• **Request**:
Look through the listing below and give the number of lines that hold "Pintu". Say nothing more.

Extracted data entries
○ ○ ○ ○

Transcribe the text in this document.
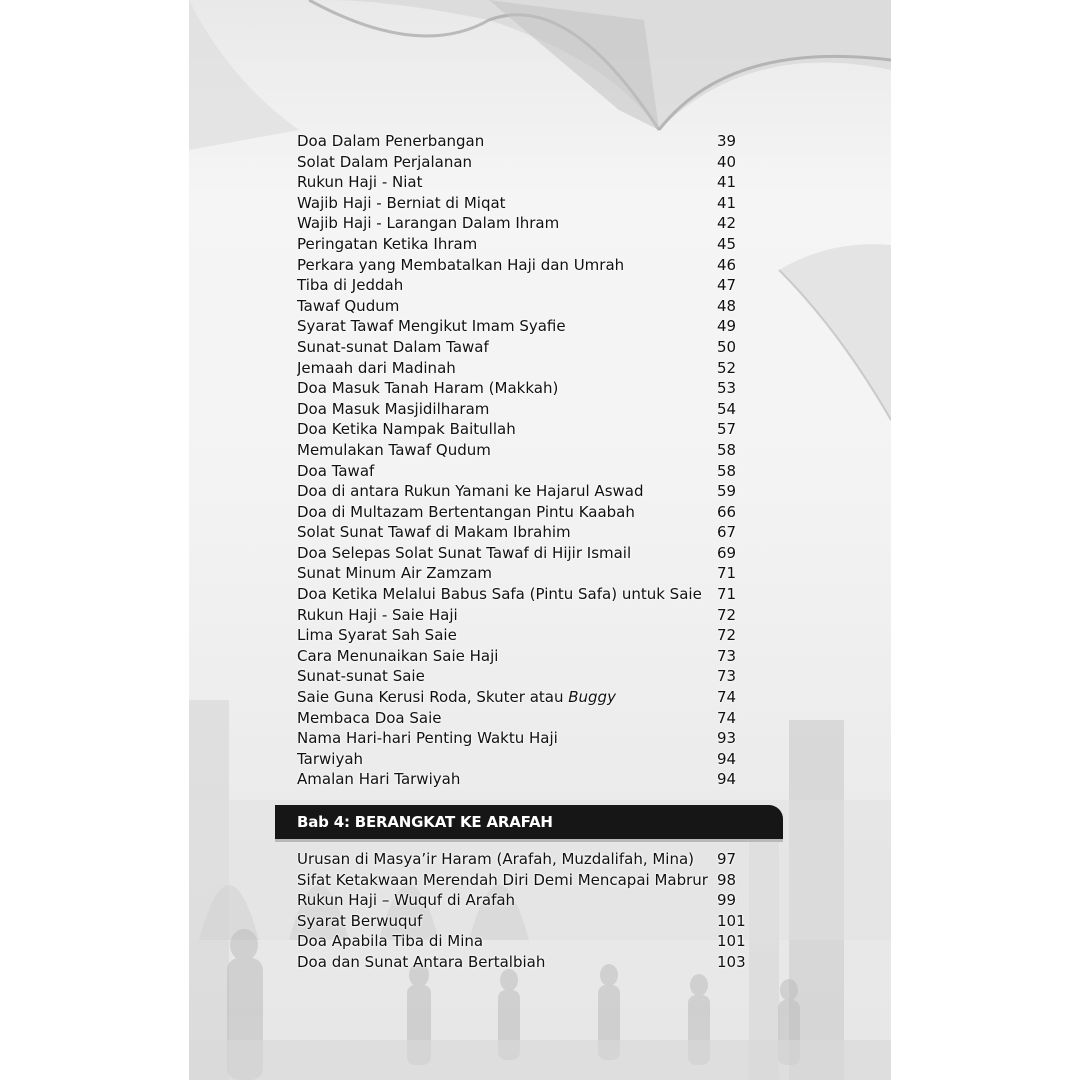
Doa Dalam Penerbangan	39
Solat Dalam Perjalanan	40
Rukun Haji - Niat	41
Wajib Haji - Berniat di Miqat	41
Wajib Haji - Larangan Dalam Ihram	42
Peringatan Ketika Ihram	45
Perkara yang Membatalkan Haji dan Umrah	46
Tiba di Jeddah	47
Tawaf Qudum	48
Syarat Tawaf Mengikut Imam Syafie	49
Sunat-sunat Dalam Tawaf	50
Jemaah dari Madinah	52
Doa Masuk Tanah Haram (Makkah)	53
Doa Masuk Masjidilharam	54
Doa Ketika Nampak Baitullah	57
Memulakan Tawaf Qudum	58
Doa Tawaf	58
Doa di antara Rukun Yamani ke Hajarul Aswad	59
Doa di Multazam Bertentangan Pintu Kaabah	66
Solat Sunat Tawaf di Makam Ibrahim	67
Doa Selepas Solat Sunat Tawaf di Hijir Ismail	69
Sunat Minum Air Zamzam	71
Doa Ketika Melalui Babus Safa (Pintu Safa) untuk Saie	71
Rukun Haji - Saie Haji	72
Lima Syarat Sah Saie	72
Cara Menunaikan Saie Haji	73
Sunat-sunat Saie	73
Saie Guna Kerusi Roda, Skuter atau Buggy	74
Membaca Doa Saie	74
Nama Hari-hari Penting Waktu Haji	93
Tarwiyah	94
Amalan Hari Tarwiyah	94
Bab 4: BERANGKAT KE ARAFAH
Urusan di Masya’ir Haram (Arafah, Muzdalifah, Mina)	97
Sifat Ketakwaan Merendah Diri Demi Mencapai Mabrur 98
Rukun Haji – Wuquf di Arafah	99
Syarat Berwuquf	101
Doa Apabila Tiba di Mina	101
Doa dan Sunat Antara Bertalbiah	103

○ ○ ○ ○

• **Exercise output**:
2